_Work to be completed_. Look for the word "TANG" in the entries below, then copy every line that has it.

Figure data in JSON:
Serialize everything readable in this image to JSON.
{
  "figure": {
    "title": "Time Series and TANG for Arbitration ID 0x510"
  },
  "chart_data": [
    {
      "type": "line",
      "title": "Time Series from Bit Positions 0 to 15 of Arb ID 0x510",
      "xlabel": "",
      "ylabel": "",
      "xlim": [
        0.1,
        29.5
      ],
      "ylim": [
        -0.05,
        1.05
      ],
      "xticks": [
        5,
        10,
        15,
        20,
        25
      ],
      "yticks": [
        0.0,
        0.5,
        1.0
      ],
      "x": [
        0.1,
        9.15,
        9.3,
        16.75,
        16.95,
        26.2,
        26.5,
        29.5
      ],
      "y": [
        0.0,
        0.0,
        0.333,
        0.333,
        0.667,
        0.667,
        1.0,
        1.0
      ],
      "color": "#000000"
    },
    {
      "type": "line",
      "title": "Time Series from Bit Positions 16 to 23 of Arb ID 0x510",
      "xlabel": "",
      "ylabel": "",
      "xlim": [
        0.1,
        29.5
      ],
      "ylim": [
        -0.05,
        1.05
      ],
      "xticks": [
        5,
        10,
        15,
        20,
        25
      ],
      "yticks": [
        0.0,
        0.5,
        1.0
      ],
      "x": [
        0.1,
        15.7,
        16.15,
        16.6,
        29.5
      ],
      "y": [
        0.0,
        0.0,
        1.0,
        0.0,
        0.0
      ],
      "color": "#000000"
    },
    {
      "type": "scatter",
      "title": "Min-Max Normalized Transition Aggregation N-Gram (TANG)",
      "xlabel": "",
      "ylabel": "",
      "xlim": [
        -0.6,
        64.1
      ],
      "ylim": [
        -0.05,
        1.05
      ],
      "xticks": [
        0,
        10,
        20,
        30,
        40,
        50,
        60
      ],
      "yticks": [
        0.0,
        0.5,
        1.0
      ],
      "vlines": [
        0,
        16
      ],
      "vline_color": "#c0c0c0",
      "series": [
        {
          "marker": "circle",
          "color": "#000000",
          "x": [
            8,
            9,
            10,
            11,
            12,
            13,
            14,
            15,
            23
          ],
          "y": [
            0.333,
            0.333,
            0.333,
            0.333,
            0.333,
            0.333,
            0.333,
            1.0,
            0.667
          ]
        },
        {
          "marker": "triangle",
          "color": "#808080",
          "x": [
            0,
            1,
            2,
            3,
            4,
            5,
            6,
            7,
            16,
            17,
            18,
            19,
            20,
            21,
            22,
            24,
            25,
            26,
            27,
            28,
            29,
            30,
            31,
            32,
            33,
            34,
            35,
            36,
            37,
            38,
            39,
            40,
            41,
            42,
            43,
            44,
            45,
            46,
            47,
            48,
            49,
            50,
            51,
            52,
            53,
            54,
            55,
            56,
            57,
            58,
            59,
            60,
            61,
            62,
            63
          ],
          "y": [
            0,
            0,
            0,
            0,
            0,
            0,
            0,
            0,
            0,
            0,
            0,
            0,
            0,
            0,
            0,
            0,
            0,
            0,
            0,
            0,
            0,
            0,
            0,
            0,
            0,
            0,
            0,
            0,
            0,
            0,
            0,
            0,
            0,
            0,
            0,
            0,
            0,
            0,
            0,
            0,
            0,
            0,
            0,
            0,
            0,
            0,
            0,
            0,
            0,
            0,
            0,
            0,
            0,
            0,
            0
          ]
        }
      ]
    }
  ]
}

_Solved problem_.
    "title": "Time Series and TANG for Arbitration ID 0x510"
      "title": "Min-Max Normalized Transition Aggregation N-Gram (TANG)",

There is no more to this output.